▶ **WORK REQUEST 1**: Summarize the article on Guatemala's ban of the UN anti-corruption head in two sentences.
▶ **WORK REQUEST 2**: Write out the stretch of the article on Guatemala's ban of the UN anti-corruption head from "Human rights officials" through "now at risk.".

▶ **EXERCISE TEXT**:
________________________________________
Alarm as Guatemala bans head of UN anti-corruption body from country

Human rights officials and activists have warned that the rule of law in Guatemala is under threat after a UN-backed special prosecutor was banned from re-entering the country – the latest in a series of clashes between the government and an international anti-corruption commission.

The country’s human rights ombudsman, Jordán Rodas, said in a statement on Tuesday that the government’s actions destabilize the rule of law, and expressed his dismay at “the arbitrary measures of the Government of the Republic that undermine democracy”.

Anti-corruption activists fear that the pioneering anti-corruption work of the UN-backed International Commission Against Impunity in Guatemala, Cicig, is now at risk.

Cicig has launched a string of prosecutions against high-level officials, including the former president Otto Pérez Molina.

Guatemala’s current president, Jimmy Morales, and his family are also the subject of multiple corruption investigations. On Friday, Morales announced he would not renew Cicig’s mandate, which ends in September 2019.
________________________________________
▶ **DATASET ENTRIES**:

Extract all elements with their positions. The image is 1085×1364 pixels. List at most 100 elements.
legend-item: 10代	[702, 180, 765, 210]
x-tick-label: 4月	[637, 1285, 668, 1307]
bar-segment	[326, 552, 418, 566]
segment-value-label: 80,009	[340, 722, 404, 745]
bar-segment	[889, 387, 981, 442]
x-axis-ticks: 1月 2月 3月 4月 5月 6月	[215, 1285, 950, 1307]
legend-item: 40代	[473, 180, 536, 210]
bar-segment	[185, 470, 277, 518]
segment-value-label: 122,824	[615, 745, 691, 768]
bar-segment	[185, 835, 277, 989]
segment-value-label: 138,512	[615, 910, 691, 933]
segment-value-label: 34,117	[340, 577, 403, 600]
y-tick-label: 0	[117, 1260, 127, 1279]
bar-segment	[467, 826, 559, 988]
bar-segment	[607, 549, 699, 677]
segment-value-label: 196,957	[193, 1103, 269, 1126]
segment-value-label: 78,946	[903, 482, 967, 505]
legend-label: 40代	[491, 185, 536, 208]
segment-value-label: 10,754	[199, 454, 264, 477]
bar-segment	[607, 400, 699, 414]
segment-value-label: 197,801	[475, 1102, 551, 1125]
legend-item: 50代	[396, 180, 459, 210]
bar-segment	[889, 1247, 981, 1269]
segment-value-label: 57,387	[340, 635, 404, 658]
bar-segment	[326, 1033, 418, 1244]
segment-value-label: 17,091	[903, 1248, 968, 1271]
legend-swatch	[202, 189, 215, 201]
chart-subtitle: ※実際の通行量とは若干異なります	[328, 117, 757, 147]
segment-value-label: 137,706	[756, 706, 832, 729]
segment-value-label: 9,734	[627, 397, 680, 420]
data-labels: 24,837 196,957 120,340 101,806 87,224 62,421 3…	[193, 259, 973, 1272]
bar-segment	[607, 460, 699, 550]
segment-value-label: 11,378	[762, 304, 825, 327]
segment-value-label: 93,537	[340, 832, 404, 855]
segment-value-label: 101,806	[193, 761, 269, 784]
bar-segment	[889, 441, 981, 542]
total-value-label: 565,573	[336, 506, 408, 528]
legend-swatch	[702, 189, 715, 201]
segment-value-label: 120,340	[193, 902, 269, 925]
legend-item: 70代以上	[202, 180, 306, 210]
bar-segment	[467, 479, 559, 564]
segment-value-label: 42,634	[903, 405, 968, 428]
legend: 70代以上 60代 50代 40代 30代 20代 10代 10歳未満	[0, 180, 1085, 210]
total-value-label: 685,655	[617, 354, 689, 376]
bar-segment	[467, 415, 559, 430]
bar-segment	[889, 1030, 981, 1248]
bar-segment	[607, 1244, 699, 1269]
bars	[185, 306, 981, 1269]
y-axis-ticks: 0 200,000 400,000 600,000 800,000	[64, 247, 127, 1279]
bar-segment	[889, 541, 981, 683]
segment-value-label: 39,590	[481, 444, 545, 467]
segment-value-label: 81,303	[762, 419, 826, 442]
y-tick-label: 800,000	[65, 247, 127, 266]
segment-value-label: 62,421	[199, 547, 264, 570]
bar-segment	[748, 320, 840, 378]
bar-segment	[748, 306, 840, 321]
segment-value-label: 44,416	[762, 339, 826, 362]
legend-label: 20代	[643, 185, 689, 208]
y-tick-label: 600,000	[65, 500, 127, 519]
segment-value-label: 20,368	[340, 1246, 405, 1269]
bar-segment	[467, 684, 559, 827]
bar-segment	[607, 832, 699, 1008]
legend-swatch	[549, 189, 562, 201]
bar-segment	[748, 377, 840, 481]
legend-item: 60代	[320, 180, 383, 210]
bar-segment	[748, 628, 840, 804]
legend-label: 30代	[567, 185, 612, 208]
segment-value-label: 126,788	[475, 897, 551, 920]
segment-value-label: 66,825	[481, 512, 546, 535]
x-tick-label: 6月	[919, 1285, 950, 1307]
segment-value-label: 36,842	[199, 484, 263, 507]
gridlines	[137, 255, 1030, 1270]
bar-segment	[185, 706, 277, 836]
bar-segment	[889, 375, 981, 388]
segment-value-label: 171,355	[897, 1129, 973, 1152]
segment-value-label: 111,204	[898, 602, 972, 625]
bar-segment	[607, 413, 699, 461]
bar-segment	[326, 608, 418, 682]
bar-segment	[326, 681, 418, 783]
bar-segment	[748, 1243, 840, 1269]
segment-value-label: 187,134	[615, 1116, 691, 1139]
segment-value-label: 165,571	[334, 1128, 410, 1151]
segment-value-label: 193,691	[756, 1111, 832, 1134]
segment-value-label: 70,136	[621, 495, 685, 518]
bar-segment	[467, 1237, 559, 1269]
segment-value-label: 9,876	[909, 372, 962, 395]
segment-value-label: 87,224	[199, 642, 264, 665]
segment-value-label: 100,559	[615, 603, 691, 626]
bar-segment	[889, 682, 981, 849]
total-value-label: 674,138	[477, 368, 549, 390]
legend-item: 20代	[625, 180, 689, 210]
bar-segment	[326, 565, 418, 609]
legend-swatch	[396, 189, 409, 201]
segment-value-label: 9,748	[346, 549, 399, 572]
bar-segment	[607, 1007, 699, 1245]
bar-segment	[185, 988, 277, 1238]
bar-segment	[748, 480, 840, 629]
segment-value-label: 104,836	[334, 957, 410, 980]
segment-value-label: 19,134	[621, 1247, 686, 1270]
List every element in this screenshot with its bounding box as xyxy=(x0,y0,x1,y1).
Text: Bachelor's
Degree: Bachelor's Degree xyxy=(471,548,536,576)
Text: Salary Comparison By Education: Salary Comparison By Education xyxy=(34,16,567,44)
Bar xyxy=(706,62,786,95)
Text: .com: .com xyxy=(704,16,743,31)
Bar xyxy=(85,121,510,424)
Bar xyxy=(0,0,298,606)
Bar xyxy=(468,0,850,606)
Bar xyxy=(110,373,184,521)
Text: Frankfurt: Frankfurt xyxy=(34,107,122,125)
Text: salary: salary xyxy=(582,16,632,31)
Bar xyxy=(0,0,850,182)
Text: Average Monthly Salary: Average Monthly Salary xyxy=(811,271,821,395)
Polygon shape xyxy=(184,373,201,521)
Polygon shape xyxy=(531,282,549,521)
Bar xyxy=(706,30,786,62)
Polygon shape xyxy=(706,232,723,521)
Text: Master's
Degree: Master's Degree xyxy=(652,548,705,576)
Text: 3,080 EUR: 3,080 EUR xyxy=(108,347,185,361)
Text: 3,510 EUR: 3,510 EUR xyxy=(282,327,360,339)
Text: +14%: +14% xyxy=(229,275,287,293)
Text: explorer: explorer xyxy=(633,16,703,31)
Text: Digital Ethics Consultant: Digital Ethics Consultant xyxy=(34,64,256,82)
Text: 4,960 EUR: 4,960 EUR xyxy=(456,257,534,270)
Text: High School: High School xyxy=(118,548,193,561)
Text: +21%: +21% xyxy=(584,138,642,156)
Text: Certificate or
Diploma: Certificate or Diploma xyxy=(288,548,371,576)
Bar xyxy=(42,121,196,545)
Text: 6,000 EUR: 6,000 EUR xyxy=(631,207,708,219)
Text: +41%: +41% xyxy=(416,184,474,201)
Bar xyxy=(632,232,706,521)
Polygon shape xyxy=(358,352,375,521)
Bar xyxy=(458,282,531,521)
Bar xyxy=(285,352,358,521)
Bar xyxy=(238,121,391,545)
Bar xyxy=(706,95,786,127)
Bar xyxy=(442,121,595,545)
________________________________________
▶ **EXPECTED OUTPUT 1**: Human rights officials and activists warn that the rule of law in Guatemala is under threat after the country barred a UN-backed special prosecutor from re-entering, and the human rights ombudsman, Jordán Rodas, said the government's arbitrary measures undermine democracy. Activists fear for the work of the anti-corruption commission Cicig, which has prosecuted high-level officials including former president Otto Pérez Molina and whose mandate President Jimmy Morales, himself under investigation, said he would not renew.

▶ **EXPECTED OUTPUT 2**:
Human rights officials and activists have warned that the rule of law in Guatemala is under threat after a UN-backed special prosecutor was banned from re-entering the country – the latest in a series of clashes between the government and an international anti-corruption commission.

The country’s human rights ombudsman, Jordán Rodas, said in a statement on Tuesday that the government’s actions destabilize the rule of law, and expressed his dismay at “the arbitrary measures of the Government of the Republic that undermine democracy”.

Anti-corruption activists fear that the pioneering anti-corruption work of the UN-backed International Commission Against Impunity in Guatemala, Cicig, is now at risk.